### EXERCISE DETAILS
Please copy every line of the records below that holds the word "vanligast".

[Figure data in JSON]

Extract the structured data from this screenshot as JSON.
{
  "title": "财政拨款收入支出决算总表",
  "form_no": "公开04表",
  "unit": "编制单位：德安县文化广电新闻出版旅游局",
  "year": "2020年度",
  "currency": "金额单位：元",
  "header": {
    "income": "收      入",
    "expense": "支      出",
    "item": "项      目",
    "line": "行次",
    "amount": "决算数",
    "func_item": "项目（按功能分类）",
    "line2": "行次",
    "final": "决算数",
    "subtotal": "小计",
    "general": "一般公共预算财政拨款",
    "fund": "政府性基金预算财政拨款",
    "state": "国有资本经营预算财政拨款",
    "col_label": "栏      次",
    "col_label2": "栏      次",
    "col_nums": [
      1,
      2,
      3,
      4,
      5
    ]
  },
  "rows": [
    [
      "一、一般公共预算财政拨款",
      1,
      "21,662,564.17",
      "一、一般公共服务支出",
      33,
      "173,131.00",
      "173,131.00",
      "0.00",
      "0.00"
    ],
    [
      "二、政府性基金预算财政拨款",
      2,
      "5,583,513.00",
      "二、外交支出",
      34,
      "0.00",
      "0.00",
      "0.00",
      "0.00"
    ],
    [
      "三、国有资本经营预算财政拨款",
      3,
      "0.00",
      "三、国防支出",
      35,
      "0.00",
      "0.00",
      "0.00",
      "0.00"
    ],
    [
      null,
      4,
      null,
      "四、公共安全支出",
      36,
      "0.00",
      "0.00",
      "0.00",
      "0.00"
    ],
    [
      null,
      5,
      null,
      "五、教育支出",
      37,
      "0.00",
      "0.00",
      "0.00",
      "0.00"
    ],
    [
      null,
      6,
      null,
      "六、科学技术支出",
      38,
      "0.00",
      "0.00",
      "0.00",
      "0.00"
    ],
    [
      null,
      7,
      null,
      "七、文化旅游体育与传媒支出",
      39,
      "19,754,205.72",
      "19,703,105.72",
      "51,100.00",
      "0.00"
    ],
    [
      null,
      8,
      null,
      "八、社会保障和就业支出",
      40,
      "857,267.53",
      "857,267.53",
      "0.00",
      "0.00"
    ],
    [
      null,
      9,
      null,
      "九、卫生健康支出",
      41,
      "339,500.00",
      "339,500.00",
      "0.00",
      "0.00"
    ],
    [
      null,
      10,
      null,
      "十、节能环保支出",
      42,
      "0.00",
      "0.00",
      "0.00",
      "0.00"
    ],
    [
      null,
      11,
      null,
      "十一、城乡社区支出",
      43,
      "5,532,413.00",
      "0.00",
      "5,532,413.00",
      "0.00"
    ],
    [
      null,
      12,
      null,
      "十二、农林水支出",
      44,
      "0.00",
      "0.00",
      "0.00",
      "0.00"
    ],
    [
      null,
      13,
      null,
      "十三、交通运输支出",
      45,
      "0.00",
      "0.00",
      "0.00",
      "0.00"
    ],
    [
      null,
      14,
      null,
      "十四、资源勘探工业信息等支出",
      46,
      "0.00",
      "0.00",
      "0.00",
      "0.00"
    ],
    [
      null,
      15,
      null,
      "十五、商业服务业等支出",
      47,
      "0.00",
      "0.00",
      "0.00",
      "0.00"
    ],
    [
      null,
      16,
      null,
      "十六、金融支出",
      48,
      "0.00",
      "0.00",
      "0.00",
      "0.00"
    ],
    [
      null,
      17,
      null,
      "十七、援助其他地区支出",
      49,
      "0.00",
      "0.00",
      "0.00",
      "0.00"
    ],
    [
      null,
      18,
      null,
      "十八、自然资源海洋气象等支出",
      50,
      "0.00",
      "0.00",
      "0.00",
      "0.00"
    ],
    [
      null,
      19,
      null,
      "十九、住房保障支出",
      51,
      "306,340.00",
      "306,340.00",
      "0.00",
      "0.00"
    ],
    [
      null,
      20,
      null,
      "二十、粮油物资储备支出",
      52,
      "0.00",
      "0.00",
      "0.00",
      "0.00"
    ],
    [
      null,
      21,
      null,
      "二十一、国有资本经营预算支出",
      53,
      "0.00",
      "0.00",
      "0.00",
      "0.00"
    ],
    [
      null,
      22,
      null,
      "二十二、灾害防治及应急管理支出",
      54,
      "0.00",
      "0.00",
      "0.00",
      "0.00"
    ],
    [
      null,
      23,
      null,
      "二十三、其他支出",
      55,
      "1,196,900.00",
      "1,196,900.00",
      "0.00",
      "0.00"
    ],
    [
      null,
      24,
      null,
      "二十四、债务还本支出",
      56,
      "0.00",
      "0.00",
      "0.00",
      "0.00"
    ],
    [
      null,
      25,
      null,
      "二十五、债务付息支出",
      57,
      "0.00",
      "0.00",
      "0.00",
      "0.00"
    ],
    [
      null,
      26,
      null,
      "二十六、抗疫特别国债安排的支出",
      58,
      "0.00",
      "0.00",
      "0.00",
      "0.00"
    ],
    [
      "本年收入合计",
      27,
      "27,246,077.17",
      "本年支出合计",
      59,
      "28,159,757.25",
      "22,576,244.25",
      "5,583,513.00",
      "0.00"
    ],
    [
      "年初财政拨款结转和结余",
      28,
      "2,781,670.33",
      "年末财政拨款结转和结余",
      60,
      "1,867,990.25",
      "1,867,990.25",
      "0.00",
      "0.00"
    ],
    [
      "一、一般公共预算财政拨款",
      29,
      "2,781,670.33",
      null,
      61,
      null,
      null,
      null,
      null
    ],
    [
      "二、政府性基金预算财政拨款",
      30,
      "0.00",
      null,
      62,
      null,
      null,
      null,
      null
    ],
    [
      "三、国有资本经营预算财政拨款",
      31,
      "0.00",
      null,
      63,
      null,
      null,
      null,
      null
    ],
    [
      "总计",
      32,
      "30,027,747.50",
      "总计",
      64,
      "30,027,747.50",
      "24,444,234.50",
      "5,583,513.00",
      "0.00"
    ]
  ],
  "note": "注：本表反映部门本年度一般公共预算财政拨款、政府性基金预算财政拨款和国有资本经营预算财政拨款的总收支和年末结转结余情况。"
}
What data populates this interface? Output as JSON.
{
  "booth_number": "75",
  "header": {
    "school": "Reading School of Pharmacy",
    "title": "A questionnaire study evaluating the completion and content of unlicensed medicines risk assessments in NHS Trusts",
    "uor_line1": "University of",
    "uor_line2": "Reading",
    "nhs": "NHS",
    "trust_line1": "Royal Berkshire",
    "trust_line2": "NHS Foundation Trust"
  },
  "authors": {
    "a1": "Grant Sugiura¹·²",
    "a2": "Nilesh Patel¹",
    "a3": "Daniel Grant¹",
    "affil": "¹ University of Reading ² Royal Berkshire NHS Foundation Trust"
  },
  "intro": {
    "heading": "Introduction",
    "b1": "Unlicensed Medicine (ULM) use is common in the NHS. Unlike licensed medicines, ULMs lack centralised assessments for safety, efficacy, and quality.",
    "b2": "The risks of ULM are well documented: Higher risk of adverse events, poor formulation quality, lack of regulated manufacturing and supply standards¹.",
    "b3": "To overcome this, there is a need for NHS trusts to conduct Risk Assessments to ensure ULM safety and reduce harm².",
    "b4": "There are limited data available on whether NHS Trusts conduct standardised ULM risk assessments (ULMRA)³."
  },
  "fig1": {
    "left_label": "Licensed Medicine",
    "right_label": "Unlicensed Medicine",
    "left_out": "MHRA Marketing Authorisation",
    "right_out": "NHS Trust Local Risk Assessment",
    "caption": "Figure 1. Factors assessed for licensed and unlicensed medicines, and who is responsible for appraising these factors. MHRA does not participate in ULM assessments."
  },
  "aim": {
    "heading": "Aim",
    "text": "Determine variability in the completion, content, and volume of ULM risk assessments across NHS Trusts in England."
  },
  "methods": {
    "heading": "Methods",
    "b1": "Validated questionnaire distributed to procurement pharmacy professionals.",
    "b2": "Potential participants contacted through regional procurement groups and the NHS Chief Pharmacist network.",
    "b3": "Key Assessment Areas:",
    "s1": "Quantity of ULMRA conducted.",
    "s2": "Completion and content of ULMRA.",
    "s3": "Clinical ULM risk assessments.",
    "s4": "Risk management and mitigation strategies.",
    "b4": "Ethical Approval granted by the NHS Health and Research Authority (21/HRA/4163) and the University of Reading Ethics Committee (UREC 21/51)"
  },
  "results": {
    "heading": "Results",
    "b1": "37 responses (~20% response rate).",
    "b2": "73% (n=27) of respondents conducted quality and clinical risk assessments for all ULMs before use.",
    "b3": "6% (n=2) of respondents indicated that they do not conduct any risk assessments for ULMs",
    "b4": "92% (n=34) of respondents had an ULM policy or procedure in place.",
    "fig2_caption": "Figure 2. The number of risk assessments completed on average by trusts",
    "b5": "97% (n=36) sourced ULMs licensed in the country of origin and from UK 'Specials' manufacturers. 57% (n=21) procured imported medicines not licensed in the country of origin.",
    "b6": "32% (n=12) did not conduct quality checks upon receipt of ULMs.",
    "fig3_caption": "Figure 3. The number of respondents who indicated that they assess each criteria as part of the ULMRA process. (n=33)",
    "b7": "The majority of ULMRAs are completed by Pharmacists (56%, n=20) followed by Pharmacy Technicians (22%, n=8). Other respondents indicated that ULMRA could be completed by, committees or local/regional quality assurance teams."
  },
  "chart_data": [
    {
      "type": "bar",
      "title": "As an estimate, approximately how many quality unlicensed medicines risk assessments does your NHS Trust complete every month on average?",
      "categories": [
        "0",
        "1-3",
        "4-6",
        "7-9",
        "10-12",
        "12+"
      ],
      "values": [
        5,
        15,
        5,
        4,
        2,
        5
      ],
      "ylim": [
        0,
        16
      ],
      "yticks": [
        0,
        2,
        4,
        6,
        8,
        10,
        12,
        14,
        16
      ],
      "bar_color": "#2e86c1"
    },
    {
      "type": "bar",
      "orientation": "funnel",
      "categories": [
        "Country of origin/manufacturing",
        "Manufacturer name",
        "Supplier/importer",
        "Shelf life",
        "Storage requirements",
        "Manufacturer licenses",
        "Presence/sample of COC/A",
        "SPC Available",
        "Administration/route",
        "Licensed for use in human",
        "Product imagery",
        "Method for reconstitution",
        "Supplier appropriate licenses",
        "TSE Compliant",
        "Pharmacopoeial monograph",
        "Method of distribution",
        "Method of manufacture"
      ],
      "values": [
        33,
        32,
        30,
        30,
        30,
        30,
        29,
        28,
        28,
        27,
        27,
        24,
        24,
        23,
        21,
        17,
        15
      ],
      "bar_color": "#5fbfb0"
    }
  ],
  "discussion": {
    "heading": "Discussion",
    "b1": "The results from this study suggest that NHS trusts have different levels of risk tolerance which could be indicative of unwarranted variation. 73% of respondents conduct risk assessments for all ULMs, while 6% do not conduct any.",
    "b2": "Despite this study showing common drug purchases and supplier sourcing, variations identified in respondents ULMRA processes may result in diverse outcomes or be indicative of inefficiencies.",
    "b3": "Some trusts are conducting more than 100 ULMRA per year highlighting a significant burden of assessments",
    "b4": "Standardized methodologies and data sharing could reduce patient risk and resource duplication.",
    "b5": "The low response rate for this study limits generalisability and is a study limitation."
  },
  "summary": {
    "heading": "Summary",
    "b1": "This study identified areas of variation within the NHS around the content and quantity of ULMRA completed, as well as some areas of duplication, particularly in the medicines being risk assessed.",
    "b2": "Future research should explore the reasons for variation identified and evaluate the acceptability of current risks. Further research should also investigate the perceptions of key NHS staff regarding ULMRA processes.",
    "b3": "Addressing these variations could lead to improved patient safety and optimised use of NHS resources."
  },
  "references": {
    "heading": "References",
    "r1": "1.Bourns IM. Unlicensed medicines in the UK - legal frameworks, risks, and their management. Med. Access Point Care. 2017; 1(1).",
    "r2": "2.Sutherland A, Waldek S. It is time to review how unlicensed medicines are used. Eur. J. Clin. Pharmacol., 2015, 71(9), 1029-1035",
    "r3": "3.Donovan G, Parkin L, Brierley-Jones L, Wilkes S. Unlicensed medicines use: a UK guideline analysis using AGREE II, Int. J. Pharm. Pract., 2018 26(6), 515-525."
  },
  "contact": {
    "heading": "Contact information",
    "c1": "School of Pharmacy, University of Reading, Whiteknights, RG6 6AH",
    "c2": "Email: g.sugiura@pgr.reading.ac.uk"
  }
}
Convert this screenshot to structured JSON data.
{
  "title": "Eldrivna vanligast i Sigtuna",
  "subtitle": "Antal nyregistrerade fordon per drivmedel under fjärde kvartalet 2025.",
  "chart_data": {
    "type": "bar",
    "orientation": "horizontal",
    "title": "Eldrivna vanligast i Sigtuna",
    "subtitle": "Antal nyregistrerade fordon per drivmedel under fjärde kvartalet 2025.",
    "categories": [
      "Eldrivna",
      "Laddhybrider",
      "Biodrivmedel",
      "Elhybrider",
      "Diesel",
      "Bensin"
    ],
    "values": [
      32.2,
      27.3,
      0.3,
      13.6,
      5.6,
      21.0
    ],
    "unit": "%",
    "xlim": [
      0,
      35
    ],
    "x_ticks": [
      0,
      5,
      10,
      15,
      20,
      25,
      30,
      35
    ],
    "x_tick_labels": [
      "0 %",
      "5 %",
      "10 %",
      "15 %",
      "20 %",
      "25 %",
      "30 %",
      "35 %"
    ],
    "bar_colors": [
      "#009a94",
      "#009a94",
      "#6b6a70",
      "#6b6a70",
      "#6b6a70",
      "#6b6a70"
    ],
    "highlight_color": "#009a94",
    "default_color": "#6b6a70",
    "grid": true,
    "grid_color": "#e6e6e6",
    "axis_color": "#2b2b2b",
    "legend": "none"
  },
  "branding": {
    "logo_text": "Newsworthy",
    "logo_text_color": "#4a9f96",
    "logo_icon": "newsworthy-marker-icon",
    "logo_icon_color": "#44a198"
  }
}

### WRITTEN SOLUTION
  "title": "Eldrivna vanligast i Sigtuna",
    "title": "Eldrivna vanligast i Sigtuna",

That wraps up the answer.